• [GIVEN REQUEST]:
Look through the data below. Show each line where the string "performance" occurs.

### DATA SECTION ###

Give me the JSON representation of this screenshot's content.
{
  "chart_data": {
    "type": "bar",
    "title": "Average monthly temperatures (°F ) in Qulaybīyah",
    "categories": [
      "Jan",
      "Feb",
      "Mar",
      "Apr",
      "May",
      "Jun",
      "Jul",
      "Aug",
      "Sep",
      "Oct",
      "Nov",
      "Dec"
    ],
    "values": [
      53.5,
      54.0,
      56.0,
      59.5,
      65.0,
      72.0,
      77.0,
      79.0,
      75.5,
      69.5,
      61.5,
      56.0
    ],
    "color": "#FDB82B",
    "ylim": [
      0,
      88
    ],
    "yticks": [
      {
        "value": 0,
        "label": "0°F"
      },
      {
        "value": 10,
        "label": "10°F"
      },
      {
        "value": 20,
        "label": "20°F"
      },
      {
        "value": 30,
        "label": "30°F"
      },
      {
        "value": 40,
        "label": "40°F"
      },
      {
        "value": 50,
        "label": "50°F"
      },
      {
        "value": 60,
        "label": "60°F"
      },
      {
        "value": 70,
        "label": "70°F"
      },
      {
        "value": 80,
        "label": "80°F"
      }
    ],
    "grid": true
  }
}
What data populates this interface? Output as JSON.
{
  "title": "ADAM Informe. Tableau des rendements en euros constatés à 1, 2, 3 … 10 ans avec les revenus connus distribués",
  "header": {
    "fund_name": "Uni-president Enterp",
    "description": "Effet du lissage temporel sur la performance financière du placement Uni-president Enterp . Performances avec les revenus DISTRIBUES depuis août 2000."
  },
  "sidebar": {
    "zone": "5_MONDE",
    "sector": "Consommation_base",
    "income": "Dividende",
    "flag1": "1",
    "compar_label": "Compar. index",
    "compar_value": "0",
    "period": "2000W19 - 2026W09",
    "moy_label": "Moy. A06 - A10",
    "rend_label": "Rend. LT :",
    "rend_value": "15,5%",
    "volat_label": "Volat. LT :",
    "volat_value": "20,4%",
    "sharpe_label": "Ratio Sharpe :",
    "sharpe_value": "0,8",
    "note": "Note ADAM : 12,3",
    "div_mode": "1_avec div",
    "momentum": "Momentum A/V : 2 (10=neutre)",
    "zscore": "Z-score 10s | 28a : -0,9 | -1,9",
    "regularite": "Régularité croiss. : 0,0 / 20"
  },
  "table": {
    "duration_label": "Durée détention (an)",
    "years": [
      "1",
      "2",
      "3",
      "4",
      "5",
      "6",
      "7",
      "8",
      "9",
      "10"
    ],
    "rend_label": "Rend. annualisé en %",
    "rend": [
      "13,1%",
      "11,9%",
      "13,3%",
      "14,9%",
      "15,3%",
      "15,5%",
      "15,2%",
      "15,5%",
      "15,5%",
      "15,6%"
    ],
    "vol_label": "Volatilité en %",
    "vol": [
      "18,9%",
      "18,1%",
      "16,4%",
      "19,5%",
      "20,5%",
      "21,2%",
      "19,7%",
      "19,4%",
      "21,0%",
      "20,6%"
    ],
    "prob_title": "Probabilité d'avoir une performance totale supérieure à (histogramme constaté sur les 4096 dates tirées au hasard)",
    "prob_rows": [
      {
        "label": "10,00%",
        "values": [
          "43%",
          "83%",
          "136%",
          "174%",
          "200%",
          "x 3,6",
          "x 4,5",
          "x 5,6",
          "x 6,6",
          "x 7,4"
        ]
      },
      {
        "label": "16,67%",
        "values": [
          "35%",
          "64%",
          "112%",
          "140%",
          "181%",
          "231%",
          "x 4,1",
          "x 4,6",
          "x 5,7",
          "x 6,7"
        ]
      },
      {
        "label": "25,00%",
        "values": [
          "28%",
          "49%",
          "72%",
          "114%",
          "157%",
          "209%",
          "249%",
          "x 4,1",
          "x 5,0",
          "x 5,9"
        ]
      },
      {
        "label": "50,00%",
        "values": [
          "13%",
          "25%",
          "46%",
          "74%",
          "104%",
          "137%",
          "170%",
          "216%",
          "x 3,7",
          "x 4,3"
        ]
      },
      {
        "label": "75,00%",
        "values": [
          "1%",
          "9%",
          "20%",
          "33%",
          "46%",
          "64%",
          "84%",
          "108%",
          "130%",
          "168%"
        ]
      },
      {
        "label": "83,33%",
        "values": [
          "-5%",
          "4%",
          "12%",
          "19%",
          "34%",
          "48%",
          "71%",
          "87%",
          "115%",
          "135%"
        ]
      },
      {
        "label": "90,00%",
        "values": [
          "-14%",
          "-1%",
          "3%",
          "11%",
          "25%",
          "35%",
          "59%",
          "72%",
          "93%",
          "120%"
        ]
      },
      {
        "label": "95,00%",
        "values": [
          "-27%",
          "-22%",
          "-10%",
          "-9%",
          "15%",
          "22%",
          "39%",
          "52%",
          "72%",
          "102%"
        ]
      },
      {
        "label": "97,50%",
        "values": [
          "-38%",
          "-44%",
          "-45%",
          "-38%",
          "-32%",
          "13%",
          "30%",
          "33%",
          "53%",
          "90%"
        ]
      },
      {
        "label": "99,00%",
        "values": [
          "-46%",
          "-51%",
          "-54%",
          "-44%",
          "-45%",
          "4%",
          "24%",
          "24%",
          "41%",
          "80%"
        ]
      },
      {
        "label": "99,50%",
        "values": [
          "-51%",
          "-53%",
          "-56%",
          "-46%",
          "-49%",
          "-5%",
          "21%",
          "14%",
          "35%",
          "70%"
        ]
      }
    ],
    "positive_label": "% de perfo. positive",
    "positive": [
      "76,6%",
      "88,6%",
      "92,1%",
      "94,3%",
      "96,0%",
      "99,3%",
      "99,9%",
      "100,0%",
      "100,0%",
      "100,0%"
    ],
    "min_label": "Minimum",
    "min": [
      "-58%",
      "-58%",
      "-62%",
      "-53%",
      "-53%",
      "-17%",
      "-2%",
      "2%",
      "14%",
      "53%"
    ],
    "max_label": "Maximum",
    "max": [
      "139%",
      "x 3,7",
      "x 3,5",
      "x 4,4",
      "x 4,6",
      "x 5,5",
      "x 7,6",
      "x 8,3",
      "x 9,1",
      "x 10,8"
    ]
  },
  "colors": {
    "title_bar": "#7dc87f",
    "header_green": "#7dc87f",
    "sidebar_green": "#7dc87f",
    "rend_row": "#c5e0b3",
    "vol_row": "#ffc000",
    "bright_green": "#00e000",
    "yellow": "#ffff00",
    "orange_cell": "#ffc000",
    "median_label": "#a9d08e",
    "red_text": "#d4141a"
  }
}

###

• [PROBLEM SOLUTION]:
    "description": "Effet du lissage temporel sur la performance financière du placement Uni-president Enterp . Performances avec les revenus DISTRIBUES depuis août 2000."
    "prob_title": "Probabilité d'avoir une performance totale supérieure à (histogramme constaté sur les 4096 dates tirées au hasard)",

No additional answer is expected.